Take every line that has the string "consulter" and copy it out.
══ Records for this exercise ══
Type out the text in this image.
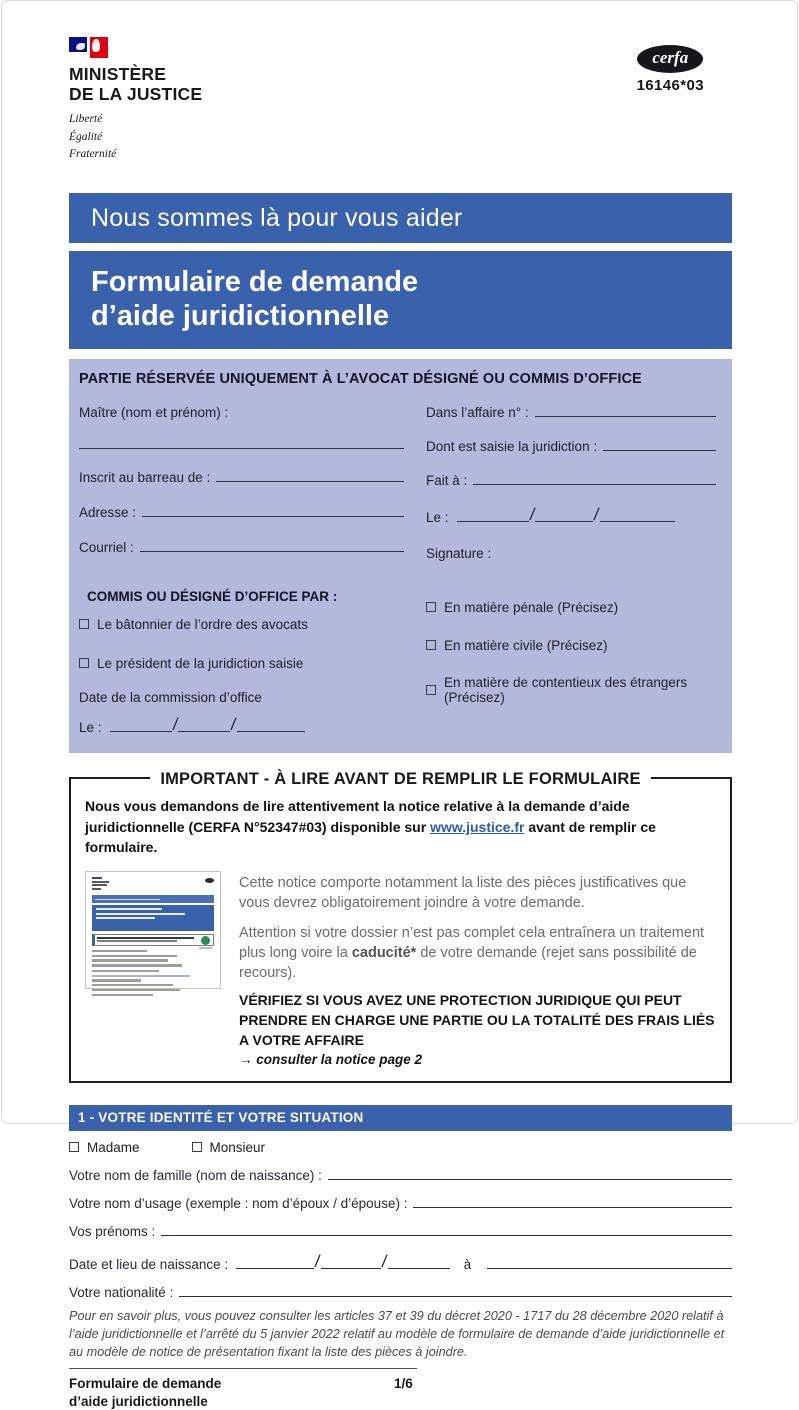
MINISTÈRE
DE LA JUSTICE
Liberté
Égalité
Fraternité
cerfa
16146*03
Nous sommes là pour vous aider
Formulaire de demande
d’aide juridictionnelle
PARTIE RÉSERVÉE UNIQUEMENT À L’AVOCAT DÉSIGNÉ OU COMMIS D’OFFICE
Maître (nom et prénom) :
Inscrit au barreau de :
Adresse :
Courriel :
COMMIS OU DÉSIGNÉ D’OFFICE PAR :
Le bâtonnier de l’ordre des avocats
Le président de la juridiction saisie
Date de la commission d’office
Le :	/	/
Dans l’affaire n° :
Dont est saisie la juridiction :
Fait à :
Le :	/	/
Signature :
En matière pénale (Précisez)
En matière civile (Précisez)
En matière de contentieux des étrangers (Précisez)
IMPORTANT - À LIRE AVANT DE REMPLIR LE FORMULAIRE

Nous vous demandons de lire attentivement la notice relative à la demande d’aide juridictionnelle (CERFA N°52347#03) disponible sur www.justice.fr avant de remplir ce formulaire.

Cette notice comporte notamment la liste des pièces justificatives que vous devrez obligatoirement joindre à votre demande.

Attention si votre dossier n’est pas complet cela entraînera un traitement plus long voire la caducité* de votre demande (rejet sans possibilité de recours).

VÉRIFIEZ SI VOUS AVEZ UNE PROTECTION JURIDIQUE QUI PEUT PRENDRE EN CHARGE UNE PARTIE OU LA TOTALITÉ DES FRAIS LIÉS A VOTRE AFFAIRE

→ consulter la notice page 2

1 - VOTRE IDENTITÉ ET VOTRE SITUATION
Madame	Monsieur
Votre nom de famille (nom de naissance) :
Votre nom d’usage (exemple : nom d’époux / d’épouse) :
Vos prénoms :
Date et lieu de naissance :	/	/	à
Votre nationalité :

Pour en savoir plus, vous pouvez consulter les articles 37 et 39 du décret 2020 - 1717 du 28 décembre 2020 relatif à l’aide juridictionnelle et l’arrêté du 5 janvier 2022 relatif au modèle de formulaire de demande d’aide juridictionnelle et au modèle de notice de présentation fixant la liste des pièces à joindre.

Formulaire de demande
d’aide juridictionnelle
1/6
═══
══ Records for this exercise ══
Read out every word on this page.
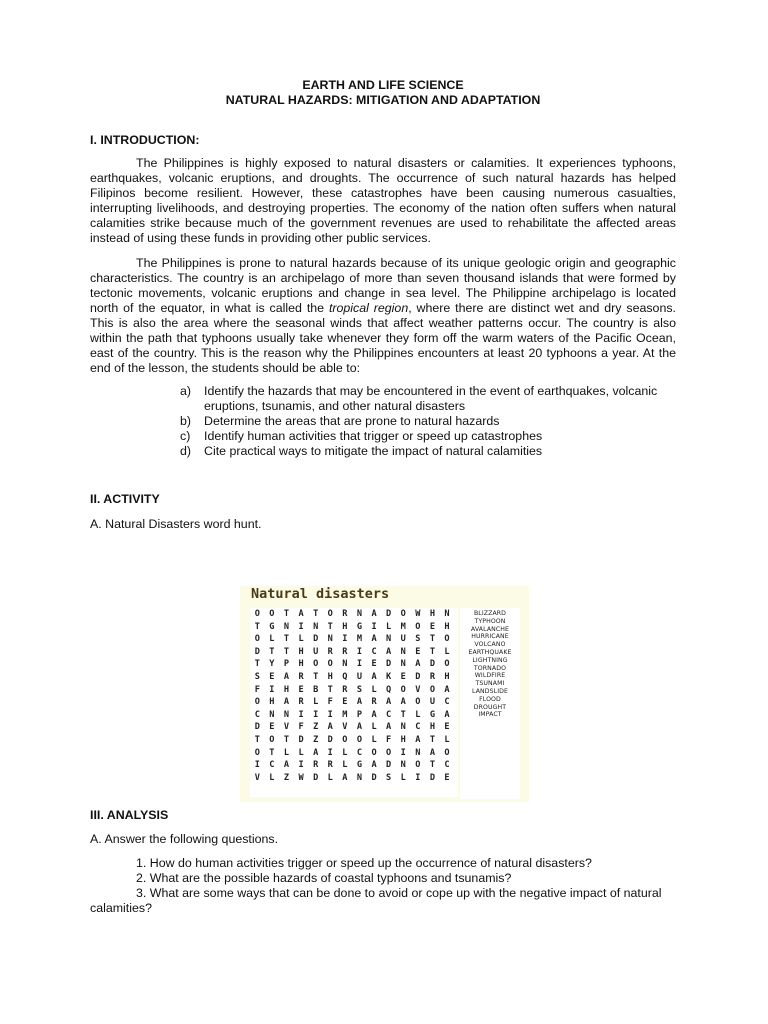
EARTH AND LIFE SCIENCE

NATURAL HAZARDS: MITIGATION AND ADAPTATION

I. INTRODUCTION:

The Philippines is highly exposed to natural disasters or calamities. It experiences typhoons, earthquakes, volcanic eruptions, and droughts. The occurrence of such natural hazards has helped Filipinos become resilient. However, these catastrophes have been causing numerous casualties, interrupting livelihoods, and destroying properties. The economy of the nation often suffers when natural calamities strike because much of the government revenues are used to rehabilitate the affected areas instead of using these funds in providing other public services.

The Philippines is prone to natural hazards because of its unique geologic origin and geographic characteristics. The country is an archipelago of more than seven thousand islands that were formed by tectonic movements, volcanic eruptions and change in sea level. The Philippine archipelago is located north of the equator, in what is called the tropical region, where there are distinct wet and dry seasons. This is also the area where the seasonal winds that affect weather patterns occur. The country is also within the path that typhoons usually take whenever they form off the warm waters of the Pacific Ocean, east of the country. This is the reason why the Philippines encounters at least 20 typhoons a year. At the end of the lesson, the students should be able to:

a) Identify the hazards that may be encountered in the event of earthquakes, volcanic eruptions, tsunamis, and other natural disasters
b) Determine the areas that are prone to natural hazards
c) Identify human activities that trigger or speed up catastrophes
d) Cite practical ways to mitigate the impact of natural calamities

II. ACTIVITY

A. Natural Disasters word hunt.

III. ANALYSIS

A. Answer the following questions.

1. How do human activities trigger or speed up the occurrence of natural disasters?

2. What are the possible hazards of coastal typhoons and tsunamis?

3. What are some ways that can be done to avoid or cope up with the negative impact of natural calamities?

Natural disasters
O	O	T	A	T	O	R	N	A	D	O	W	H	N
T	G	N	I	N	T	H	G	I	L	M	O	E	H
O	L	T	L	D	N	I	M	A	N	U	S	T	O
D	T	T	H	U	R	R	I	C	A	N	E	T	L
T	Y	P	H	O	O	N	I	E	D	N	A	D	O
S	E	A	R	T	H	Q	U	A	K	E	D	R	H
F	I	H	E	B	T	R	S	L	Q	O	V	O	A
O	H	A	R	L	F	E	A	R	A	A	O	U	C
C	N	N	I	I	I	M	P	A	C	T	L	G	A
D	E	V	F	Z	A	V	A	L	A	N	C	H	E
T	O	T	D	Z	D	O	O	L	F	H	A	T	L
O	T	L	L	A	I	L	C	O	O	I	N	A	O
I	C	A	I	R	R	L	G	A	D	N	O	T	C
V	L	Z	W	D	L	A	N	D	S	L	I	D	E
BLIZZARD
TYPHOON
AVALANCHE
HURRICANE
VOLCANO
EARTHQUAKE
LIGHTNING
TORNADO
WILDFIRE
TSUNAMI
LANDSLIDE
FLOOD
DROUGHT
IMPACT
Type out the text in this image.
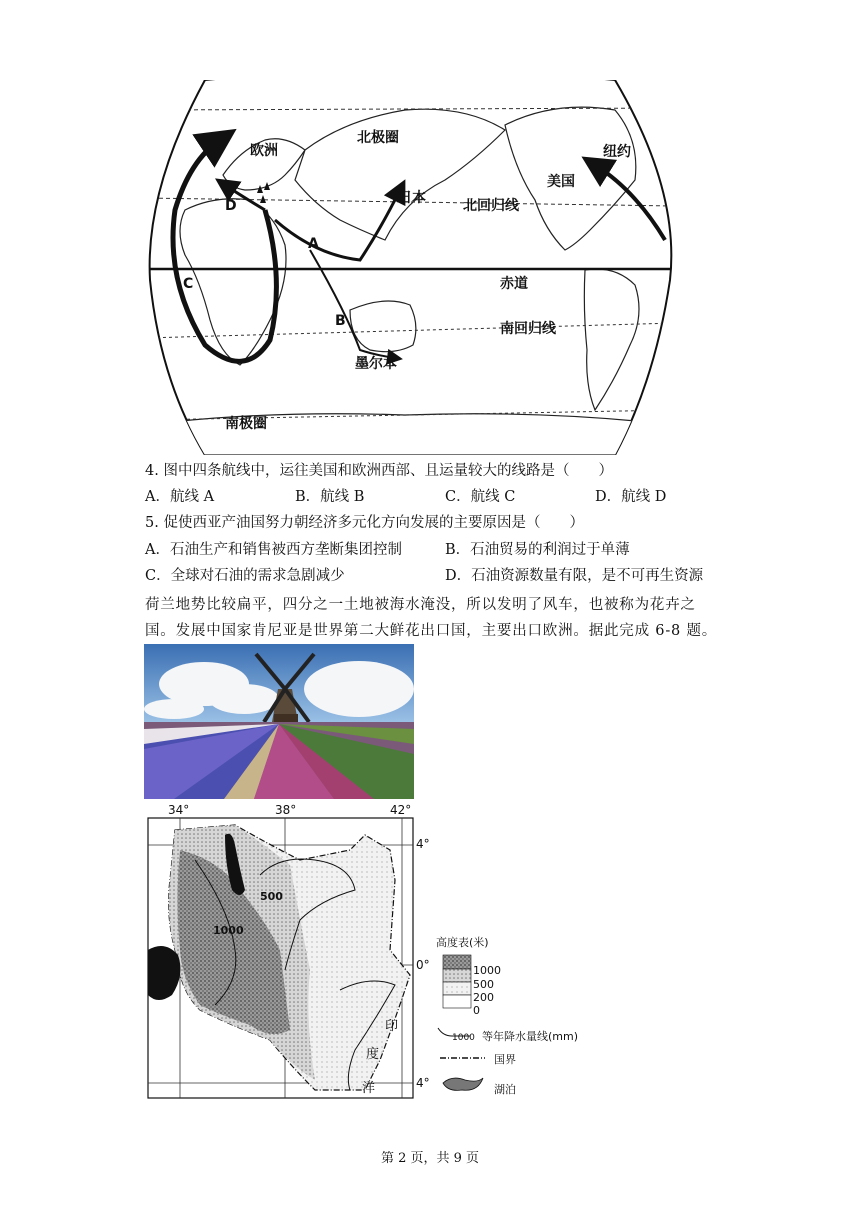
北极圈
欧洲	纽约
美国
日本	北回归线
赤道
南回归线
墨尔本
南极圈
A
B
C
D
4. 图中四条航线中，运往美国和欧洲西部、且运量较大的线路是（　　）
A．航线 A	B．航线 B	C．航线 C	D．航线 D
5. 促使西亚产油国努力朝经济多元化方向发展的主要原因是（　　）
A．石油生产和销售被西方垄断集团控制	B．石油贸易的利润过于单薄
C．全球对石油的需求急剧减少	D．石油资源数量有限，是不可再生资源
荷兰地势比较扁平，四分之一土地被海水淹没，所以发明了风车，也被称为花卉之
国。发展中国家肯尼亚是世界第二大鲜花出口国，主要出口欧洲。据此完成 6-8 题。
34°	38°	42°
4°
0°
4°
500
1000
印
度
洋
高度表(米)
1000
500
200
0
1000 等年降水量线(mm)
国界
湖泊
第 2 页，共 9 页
═══
[Exercise result]
→ consulter la notice page 2
Pour en savoir plus, vous pouvez consulter les articles 37 et 39 du décret 2020 - 1717 du 28 décembre 2020 relatif à l’aide juridictionnelle et l’arrêté du 5 janvier 2022 relatif au modèle de formulaire de demande d’aide juridictionnelle et au modèle de notice de présentation fixant la liste des pièces à joindre.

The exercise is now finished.